Structurer les sections de l’introduction

Selon les revues et les disciplines, la longueur de l’introduction d’un article scientifique peut varier entre une et vingt pages, plus encore pour l’intro d’une thèse. Elle n’en sera pas moins toujours découpée en sous-sections, que celles-ci soient simplement séparées par des alinéas ou qu’elles soient longues de plusieurs paragraphes et précédées de sous-titres. L’important, c’est que chaque sous-section contribue un argument au raisonnement que vous présentez, ou si vous préférez un épisode à l’histoire que l’article raconte. Il ne suffit donc pas d’énumérer ce que vous savez sur un sujet, il faut l’encadrer dans un arc narratif.

L’introduction, nous l’avons vu, doit suivre un arc narratif ouverture-action-résolution et doit montrer à la fois ce qui a été fait dans l’étude de votre sujet et ce qui manque. Les étudiants qui en sont à leur premier écrit scientifique produisent souvent des sous-sections dans la forme que j’appelle la liste d’épicerie: ils résument le contenu de chaque article de leur revue de littérature sur le sujet dont traite la sous-section et passent à la suivante. Malheureusement, les données ne parlent jamais d’elles-mêmes. Prenons un exemple courant, la section sur la prévalence du phénomène étudié. En forme de liste d’épicerie, cela ressemble à:

«Une étude américaine a établi que le trouble de comportement A touche 0,5% des enfants de 8 à 12 ans en milieu urbain (Chose et al, 2014). Une autre étude portant spécifiquement sur les enfants de milieu semi-rural du sud-est des USA et âgés de 7 à 11 ans a établi une prévalence de 0,7% (Machin et Chouette, 2011). Une étude française portant sur des enfants de 9 à 18 ans de la région des Pyrénées-Atlantiques établit pour sa part la prévalence à 0,9% (Trucmuche et al, 2016). Enfin, une étude canadienne montre que le trouble touche 0,4% des enfants de 9 à 18 ans de milieu urbain défavorisé du Manitoba (Autretype, 2013).»

Que suis-je censée comprendre de cette avalanche de chiffres (et dans des vrais articles, il peut y en avoir vraiment beaucoup!)? La prévalence est-elle élevée, faible, variable selon un facteur donné, mal documentée? En quoi la prévalence du trouble étudié est-elle un argument pour vos questions de recherche? De plus, il n’y a aucun effort de synthèse, les chiffres sont simplement lancés à la tête du lecteur. Maintenant, réécrivions ce paragraphe avec un arc narratif.

**Consigne:**
Recopiez à l'identique le passage du texte sur l'introduction d'un article scientifique, en commençant par «Que suis-je censée» et en poursuivant jusqu'à «avec un arc narratif.».

**Données extraites:**
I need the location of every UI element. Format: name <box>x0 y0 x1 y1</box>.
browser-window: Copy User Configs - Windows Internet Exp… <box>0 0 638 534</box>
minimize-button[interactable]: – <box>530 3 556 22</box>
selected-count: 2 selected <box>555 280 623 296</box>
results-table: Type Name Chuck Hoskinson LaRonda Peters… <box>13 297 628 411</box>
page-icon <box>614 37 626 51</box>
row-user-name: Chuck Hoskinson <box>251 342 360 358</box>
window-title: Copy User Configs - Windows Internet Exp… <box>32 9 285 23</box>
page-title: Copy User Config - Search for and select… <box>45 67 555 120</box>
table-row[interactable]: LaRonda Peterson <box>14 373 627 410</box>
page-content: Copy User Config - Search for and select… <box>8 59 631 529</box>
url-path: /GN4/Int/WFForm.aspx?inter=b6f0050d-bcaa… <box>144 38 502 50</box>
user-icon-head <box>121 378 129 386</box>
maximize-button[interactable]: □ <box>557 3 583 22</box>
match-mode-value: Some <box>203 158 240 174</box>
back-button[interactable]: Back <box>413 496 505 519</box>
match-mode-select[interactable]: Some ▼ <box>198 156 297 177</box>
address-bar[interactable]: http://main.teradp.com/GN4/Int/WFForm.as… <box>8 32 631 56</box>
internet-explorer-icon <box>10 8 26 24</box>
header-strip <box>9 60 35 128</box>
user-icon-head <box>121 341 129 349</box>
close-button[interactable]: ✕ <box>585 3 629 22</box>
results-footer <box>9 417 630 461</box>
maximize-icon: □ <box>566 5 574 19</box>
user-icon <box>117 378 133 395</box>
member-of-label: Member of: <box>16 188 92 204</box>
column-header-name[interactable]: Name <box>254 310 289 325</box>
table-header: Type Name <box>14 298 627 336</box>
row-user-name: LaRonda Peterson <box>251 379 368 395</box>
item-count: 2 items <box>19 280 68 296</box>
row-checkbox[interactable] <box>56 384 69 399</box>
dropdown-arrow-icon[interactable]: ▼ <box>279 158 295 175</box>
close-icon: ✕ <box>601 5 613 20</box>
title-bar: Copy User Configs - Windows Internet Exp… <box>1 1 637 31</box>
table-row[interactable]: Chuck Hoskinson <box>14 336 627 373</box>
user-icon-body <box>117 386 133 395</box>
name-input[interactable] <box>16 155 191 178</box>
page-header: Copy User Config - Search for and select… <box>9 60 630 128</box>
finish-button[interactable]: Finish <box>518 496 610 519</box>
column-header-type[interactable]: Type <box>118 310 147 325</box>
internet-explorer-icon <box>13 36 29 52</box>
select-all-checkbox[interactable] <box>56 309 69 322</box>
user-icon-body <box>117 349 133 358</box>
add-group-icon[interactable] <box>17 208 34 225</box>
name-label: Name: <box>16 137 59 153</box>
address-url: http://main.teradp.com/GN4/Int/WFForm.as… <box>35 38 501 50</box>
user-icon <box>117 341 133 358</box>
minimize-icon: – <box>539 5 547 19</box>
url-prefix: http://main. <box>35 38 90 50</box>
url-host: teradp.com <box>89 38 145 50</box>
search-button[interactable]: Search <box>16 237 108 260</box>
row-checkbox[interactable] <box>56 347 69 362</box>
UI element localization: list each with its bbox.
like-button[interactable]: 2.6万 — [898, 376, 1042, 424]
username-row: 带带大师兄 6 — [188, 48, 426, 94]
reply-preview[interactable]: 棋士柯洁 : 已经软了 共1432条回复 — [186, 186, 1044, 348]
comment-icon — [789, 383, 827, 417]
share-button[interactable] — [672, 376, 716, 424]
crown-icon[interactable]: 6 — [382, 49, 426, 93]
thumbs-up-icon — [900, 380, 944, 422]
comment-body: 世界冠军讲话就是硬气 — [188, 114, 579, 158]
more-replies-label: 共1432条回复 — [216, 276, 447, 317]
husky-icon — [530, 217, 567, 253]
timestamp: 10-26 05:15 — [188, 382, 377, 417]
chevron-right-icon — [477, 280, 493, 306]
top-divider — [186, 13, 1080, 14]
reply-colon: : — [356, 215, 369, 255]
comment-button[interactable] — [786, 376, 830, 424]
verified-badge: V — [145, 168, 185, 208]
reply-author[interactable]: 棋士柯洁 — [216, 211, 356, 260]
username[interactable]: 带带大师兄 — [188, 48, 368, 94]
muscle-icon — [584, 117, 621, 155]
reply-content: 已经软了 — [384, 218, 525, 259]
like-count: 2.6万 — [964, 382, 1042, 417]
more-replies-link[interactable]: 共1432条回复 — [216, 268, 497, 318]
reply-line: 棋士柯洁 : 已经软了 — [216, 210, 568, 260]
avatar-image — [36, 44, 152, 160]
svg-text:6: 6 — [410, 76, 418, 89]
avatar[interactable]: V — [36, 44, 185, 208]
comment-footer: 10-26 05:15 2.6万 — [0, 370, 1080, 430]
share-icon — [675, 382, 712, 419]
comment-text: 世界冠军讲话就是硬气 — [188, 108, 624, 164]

**Résultat ci-dessous:**
Que suis-je censée comprendre de cette avalanche de chiffres (et dans des vrais articles, il peut y en avoir vraiment beaucoup!)? La prévalence est-elle élevée, faible, variable selon un facteur donné, mal documentée? En quoi la prévalence du trouble étudié est-elle un argument pour vos questions de recherche? De plus, il n’y a aucun effort de synthèse, les chiffres sont simplement lancés à la tête du lecteur. Maintenant, réécrivions ce paragraphe avec un arc narratif.